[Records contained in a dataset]
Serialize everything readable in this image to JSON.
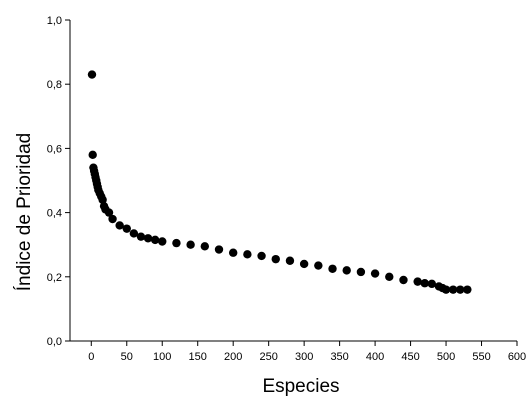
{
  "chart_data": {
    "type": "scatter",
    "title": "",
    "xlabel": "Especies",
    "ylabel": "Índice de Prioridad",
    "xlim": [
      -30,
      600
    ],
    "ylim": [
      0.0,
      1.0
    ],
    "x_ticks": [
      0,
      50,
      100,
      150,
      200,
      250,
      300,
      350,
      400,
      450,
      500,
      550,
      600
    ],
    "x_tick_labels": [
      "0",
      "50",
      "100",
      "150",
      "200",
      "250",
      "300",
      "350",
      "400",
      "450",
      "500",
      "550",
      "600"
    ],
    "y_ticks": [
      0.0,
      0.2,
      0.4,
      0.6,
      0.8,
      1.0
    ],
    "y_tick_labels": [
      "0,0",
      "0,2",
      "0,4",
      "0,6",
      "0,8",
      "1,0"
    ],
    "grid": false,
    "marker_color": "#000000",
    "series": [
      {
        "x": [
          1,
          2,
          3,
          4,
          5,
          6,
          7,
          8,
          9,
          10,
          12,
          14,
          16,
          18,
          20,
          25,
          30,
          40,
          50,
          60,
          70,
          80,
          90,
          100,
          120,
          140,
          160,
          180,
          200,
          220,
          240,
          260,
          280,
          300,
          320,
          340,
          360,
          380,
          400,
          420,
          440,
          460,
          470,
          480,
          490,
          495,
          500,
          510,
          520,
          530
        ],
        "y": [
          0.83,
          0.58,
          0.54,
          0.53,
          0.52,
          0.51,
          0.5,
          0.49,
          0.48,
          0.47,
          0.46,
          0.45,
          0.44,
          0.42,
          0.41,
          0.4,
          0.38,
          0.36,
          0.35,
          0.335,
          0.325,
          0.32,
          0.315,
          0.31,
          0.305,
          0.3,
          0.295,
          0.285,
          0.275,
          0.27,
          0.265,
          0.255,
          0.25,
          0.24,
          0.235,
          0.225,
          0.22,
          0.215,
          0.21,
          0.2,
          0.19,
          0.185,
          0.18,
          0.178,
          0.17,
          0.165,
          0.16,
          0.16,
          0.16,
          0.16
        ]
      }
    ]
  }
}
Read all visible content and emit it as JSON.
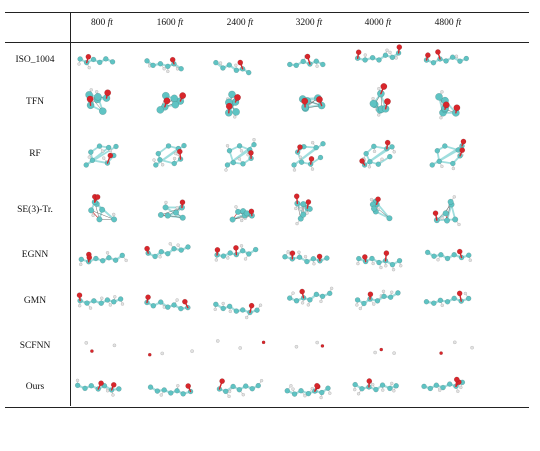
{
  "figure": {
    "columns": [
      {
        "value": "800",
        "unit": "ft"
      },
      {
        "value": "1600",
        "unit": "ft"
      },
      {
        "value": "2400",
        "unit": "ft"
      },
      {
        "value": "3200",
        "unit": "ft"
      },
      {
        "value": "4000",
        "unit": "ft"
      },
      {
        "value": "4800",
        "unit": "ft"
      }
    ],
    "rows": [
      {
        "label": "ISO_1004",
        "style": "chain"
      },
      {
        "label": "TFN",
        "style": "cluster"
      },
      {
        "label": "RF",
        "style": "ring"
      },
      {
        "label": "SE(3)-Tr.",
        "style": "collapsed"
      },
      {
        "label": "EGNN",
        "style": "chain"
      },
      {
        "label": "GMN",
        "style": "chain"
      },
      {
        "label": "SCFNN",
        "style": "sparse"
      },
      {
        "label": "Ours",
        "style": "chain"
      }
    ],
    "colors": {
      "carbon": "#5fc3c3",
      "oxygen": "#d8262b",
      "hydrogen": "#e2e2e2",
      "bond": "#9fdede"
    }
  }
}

## TASK DESCRIPTION
Pictures stay out; repeat all the rest of the records exactly.

## OUTPUT FOR THIS TASK
Serialize everything readable in this image to JSON.
{
  "chart_data": {
    "type": "scatter",
    "title": "",
    "xlabel": "Especies",
    "ylabel": "Índice de Prioridad",
    "xlim": [
      -30,
      600
    ],
    "ylim": [
      0.0,
      1.0
    ],
    "x_ticks": [
      0,
      50,
      100,
      150,
      200,
      250,
      300,
      350,
      400,
      450,
      500,
      550,
      600
    ],
    "x_tick_labels": [
      "0",
      "50",
      "100",
      "150",
      "200",
      "250",
      "300",
      "350",
      "400",
      "450",
      "500",
      "550",
      "600"
    ],
    "y_ticks": [
      0.0,
      0.2,
      0.4,
      0.6,
      0.8,
      1.0
    ],
    "y_tick_labels": [
      "0,0",
      "0,2",
      "0,4",
      "0,6",
      "0,8",
      "1,0"
    ],
    "grid": false,
    "marker_color": "#000000",
    "series": [
      {
        "x": [
          1,
          2,
          3,
          4,
          5,
          6,
          7,
          8,
          9,
          10,
          12,
          14,
          16,
          18,
          20,
          25,
          30,
          40,
          50,
          60,
          70,
          80,
          90,
          100,
          120,
          140,
          160,
          180,
          200,
          220,
          240,
          260,
          280,
          300,
          320,
          340,
          360,
          380,
          400,
          420,
          440,
          460,
          470,
          480,
          490,
          495,
          500,
          510,
          520,
          530
        ],
        "y": [
          0.83,
          0.58,
          0.54,
          0.53,
          0.52,
          0.51,
          0.5,
          0.49,
          0.48,
          0.47,
          0.46,
          0.45,
          0.44,
          0.42,
          0.41,
          0.4,
          0.38,
          0.36,
          0.35,
          0.335,
          0.325,
          0.32,
          0.315,
          0.31,
          0.305,
          0.3,
          0.295,
          0.285,
          0.275,
          0.27,
          0.265,
          0.255,
          0.25,
          0.24,
          0.235,
          0.225,
          0.22,
          0.215,
          0.21,
          0.2,
          0.19,
          0.185,
          0.18,
          0.178,
          0.17,
          0.165,
          0.16,
          0.16,
          0.16,
          0.16
        ]
      }
    ]
  }
}
Read all visible content and emit it as JSON.
{
  "figure": {
    "columns": [
      {
        "value": "800",
        "unit": "ft"
      },
      {
        "value": "1600",
        "unit": "ft"
      },
      {
        "value": "2400",
        "unit": "ft"
      },
      {
        "value": "3200",
        "unit": "ft"
      },
      {
        "value": "4000",
        "unit": "ft"
      },
      {
        "value": "4800",
        "unit": "ft"
      }
    ],
    "rows": [
      {
        "label": "ISO_1004",
        "style": "chain"
      },
      {
        "label": "TFN",
        "style": "cluster"
      },
      {
        "label": "RF",
        "style": "ring"
      },
      {
        "label": "SE(3)-Tr.",
        "style": "collapsed"
      },
      {
        "label": "EGNN",
        "style": "chain"
      },
      {
        "label": "GMN",
        "style": "chain"
      },
      {
        "label": "SCFNN",
        "style": "sparse"
      },
      {
        "label": "Ours",
        "style": "chain"
      }
    ],
    "colors": {
      "carbon": "#5fc3c3",
      "oxygen": "#d8262b",
      "hydrogen": "#e2e2e2",
      "bond": "#9fdede"
    }
  }
}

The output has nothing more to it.